* [SET PROBLEM]
Each line containing the word "Metabolite" needs to be copied.

* [SUPPLIED MATERIAL]
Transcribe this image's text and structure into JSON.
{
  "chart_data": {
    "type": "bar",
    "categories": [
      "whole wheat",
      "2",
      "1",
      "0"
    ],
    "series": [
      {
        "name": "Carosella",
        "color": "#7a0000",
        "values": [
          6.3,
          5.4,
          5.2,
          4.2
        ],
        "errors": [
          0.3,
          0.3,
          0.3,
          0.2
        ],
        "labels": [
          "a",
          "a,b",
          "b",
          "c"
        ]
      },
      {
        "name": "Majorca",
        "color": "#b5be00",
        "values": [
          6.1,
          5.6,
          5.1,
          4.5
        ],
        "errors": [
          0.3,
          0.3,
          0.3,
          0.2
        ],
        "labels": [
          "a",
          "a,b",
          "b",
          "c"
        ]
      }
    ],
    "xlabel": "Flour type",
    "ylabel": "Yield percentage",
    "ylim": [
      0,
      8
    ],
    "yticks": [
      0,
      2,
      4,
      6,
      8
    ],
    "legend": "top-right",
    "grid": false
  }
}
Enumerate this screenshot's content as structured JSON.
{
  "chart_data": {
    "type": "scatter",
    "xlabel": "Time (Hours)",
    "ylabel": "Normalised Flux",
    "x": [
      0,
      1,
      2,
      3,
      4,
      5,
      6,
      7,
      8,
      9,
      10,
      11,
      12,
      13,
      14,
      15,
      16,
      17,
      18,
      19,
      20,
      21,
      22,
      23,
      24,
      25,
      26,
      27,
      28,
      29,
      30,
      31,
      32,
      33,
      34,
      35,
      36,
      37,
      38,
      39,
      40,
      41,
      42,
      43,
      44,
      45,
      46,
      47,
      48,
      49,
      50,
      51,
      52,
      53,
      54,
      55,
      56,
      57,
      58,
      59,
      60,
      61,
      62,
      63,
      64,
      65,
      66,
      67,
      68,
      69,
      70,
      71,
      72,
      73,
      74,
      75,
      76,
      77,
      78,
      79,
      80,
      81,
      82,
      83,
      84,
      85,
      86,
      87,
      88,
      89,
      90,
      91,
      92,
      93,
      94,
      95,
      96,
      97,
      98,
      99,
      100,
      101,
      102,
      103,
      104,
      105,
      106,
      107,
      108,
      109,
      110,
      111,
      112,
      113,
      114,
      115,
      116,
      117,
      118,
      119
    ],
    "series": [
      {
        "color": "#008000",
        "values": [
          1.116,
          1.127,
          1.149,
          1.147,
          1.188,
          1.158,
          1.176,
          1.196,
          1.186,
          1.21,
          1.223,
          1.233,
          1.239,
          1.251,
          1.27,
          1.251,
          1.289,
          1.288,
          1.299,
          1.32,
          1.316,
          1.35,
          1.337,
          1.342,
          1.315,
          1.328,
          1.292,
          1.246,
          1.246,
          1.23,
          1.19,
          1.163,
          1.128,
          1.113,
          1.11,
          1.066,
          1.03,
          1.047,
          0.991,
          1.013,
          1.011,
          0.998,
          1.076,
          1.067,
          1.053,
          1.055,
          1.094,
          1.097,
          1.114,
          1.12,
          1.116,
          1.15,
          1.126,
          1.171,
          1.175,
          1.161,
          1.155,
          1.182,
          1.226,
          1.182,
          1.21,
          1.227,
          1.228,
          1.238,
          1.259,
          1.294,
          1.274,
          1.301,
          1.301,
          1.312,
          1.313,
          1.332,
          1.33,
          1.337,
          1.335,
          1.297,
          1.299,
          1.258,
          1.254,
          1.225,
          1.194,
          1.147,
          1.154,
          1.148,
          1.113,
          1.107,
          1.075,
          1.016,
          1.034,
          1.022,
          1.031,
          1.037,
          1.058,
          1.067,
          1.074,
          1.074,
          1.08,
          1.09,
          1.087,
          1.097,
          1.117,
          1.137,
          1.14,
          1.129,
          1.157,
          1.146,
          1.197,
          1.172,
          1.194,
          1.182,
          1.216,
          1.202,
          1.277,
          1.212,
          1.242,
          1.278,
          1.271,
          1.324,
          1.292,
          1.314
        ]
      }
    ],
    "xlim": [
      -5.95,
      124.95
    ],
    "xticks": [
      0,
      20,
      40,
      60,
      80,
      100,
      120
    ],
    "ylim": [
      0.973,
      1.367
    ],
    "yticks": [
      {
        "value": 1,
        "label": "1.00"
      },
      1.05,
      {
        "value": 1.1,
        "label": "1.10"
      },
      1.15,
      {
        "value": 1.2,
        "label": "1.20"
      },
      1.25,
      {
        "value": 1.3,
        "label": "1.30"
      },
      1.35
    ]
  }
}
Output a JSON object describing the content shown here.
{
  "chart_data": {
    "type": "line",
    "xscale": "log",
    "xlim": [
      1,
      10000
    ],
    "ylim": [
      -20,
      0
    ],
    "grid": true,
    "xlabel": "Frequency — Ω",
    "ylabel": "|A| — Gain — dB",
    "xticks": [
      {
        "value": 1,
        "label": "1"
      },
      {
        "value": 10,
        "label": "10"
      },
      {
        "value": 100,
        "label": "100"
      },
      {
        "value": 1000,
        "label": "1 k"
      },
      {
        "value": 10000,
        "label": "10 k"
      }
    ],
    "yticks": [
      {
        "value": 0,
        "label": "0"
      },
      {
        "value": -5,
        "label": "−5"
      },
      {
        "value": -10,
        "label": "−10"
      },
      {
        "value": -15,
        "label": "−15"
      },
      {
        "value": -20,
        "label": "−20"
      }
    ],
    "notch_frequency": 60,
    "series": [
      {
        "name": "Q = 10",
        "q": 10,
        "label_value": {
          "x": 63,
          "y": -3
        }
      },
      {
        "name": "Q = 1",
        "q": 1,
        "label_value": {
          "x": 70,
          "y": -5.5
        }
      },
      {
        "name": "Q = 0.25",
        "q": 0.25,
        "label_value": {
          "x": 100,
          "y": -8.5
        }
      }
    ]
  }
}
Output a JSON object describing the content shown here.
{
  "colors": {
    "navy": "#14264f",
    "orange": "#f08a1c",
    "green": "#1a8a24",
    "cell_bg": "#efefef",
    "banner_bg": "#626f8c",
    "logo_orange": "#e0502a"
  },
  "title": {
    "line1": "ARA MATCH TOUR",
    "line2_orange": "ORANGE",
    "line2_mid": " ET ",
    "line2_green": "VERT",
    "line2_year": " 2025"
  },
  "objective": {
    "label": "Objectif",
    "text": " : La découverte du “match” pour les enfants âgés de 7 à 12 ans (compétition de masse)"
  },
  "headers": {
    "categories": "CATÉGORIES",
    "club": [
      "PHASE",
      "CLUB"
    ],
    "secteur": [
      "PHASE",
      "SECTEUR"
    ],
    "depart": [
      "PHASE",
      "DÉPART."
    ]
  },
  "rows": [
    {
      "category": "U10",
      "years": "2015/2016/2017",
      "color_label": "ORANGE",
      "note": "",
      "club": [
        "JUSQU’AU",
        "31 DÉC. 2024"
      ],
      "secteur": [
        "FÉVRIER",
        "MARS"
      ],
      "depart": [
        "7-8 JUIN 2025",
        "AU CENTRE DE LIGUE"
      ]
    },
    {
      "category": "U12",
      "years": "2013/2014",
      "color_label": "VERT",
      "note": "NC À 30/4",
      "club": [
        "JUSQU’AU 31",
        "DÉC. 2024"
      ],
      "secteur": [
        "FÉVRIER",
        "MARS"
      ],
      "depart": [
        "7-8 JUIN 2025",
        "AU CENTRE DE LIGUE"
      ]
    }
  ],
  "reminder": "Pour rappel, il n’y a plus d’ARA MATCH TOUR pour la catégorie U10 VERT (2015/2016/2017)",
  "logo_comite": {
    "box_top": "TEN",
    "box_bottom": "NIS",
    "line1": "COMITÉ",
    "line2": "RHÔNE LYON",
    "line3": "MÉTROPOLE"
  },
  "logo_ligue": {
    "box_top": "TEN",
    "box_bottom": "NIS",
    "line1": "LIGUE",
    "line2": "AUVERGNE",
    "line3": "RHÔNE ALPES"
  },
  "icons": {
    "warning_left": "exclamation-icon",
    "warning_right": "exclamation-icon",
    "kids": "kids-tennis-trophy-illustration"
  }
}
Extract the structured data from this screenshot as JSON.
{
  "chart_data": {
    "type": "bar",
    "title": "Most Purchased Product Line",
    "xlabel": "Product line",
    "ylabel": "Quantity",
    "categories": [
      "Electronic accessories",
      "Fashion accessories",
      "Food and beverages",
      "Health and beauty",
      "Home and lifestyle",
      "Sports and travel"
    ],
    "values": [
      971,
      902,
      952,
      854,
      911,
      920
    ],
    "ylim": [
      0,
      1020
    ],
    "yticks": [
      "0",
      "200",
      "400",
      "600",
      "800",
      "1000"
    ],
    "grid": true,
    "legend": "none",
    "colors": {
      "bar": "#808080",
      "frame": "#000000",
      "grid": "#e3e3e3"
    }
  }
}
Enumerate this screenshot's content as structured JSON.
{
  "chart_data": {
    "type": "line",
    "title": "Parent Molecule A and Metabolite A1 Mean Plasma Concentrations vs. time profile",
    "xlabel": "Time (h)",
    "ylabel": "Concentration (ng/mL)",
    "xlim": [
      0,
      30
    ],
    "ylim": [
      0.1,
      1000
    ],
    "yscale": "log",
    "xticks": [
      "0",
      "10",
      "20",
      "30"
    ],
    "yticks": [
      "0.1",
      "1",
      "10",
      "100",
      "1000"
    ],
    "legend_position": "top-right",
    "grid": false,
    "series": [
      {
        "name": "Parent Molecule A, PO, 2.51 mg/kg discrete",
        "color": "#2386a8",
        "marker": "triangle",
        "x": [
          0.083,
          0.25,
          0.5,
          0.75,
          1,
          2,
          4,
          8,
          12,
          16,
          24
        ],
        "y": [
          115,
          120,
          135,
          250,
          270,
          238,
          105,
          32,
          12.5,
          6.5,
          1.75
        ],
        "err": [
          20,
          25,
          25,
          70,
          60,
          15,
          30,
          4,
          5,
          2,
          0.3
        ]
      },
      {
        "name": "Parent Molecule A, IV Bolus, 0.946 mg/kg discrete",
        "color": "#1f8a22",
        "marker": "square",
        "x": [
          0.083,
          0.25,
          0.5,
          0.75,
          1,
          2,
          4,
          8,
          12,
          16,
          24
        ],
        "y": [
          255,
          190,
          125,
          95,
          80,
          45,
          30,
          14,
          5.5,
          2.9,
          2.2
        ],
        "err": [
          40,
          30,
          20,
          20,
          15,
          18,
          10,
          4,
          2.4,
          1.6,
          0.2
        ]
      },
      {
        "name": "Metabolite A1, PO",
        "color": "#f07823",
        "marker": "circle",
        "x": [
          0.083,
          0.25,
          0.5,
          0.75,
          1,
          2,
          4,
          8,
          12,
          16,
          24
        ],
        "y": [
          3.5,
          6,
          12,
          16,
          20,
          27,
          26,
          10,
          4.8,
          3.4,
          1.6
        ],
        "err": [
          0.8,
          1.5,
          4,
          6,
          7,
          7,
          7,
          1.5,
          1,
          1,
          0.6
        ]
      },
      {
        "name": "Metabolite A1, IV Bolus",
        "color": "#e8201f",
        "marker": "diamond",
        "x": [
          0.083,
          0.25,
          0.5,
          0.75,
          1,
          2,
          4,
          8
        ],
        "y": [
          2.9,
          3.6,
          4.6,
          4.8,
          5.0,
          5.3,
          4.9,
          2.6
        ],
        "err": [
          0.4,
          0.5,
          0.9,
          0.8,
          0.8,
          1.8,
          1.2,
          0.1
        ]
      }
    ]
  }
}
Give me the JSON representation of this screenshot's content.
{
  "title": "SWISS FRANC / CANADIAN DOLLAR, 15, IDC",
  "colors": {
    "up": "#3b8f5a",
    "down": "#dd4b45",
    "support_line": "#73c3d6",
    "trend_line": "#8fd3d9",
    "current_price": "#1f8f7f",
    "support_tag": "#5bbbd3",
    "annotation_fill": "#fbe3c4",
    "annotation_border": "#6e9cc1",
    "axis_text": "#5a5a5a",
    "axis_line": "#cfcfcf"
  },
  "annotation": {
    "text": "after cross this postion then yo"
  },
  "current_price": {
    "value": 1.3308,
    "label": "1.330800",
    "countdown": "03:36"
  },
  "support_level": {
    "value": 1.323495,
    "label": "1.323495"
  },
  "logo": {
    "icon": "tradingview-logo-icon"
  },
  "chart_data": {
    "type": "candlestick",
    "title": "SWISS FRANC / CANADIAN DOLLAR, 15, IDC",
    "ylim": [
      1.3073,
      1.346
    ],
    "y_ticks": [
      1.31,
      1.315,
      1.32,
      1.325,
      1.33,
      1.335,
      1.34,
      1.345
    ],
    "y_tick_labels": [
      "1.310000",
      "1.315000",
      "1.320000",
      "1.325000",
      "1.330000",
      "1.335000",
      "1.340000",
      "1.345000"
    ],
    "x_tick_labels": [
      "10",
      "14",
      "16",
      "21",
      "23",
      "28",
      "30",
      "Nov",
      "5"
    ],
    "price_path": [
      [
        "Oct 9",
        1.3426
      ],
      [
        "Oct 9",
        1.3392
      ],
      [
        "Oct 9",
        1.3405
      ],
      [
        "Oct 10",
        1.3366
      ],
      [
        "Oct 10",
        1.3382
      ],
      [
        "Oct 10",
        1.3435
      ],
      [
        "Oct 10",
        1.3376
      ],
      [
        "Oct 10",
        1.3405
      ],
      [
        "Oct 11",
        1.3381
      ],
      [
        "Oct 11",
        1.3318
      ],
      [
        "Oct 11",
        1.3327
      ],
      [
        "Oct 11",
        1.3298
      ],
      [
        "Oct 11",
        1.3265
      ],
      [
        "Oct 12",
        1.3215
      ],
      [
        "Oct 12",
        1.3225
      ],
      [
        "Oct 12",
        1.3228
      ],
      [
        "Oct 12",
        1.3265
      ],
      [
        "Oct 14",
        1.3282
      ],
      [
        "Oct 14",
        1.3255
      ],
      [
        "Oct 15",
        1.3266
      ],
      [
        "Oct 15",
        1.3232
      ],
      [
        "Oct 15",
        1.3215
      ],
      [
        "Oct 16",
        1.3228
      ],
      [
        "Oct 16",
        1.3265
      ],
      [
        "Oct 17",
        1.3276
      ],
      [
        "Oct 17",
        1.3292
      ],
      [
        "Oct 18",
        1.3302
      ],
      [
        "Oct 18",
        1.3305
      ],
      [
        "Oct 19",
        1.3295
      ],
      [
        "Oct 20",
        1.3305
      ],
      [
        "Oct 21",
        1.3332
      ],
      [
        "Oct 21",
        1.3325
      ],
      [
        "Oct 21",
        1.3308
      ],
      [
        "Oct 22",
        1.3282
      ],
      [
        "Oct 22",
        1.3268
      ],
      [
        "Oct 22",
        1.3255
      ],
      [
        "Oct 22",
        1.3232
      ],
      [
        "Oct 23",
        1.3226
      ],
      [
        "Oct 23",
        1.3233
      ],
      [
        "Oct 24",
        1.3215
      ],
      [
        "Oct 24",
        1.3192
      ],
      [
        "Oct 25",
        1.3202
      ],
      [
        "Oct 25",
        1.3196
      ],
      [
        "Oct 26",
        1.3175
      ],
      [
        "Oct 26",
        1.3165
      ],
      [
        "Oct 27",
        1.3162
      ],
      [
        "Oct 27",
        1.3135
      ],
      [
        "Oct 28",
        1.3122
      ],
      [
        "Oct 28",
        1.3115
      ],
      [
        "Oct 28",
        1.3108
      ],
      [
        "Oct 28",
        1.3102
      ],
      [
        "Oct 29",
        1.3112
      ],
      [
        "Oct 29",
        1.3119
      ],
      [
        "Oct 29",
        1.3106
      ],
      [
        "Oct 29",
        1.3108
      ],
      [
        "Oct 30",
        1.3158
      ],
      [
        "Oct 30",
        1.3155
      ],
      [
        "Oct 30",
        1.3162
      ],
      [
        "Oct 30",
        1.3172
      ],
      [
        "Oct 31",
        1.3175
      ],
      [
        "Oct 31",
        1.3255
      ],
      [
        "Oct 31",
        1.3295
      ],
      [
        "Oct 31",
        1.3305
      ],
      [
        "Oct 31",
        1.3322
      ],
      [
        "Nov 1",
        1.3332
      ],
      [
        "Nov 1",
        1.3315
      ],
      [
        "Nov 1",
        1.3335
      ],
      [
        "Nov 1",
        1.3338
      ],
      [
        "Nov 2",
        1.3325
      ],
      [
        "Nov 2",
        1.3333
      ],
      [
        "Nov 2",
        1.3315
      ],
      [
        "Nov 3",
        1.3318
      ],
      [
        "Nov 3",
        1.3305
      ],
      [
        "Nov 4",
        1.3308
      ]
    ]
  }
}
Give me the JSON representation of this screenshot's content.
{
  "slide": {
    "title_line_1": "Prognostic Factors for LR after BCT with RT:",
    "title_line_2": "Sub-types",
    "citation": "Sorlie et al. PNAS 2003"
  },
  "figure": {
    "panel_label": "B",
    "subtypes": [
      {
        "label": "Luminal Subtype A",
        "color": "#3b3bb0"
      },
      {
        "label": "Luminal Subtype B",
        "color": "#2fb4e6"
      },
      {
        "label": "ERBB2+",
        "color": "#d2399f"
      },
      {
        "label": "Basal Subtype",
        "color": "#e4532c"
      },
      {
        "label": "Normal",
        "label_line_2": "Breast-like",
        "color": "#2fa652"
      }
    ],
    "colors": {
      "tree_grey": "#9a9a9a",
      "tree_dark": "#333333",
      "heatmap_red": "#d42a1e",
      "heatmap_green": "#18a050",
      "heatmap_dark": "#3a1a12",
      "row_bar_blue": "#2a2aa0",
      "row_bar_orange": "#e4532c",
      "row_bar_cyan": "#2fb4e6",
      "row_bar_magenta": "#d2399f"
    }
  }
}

* [RESPONSE TO THE EXERCISE]
    "title": "Parent Molecule A and Metabolite A1 Mean Plasma Concentrations vs. time profile",
        "name": "Metabolite A1, PO",
        "name": "Metabolite A1, IV Bolus",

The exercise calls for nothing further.